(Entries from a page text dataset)
·····
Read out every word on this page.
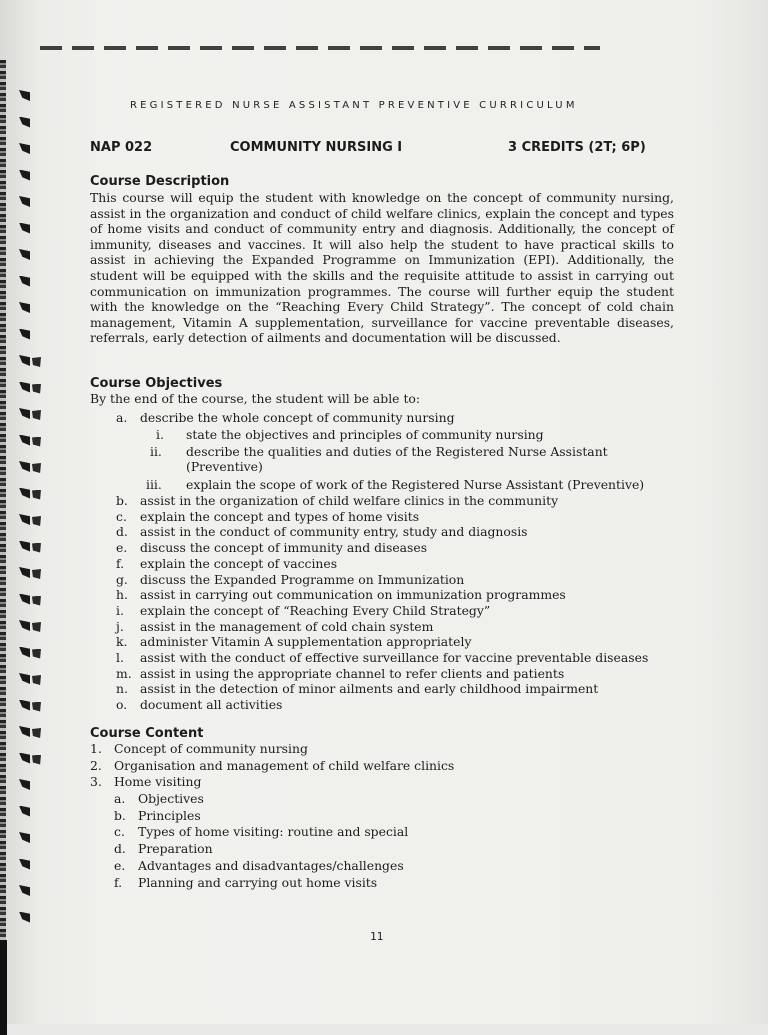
REGISTERED NURSE ASSISTANT PREVENTIVE CURRICULUM
NAP 022	COMMUNITY NURSING I	3 CREDITS (2T; 6P)
Course Description

This course will equip the student with knowledge on the concept of community nursing, assist in the organization and conduct of child welfare clinics, explain the concept and types of home visits and conduct of community entry and diagnosis. Additionally, the concept of immunity, diseases and vaccines. It will also help the student to have practical skills to assist in achieving the Expanded Programme on Immunization (EPI). Additionally, the student will be equipped with the skills and the requisite attitude to assist in carrying out communication on immunization programmes. The course will further equip the student with the knowledge on the “Reaching Every Child Strategy”. The concept of cold chain management, Vitamin A supplementation, surveillance for vaccine preventable diseases, referrals, early detection of ailments and documentation will be discussed.

Course Objectives

By the end of the course, the student will be able to:

a. describe the whole concept of community nursing
i. state the objectives and principles of community nursing
ii. describe the qualities and duties of the Registered Nurse Assistant
(Preventive)
iii. explain the scope of work of the Registered Nurse Assistant (Preventive)
b. assist in the organization of child welfare clinics in the community
c. explain the concept and types of home visits
d. assist in the conduct of community entry, study and diagnosis
e. discuss the concept of immunity and diseases
f. explain the concept of vaccines
g. discuss the Expanded Programme on Immunization
h. assist in carrying out communication on immunization programmes
i. explain the concept of “Reaching Every Child Strategy”
j. assist in the management of cold chain system
k. administer Vitamin A supplementation appropriately
l. assist with the conduct of effective surveillance for vaccine preventable diseases
m. assist in using the appropriate channel to refer clients and patients
n. assist in the detection of minor ailments and early childhood impairment
o. document all activities
Course Content
1. Concept of community nursing
2. Organisation and management of child welfare clinics
3. Home visiting
a. Objectives
b. Principles
c. Types of home visiting: routine and special
d. Preparation
e. Advantages and disadvantages/challenges
f. Planning and carrying out home visits
11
·····
* Exercise details *
Return each line among the entries that holds the word "describe".

* Exercise response *
a. describe the whole concept of community nursing
ii. describe the qualities and duties of the Registered Nurse Assistant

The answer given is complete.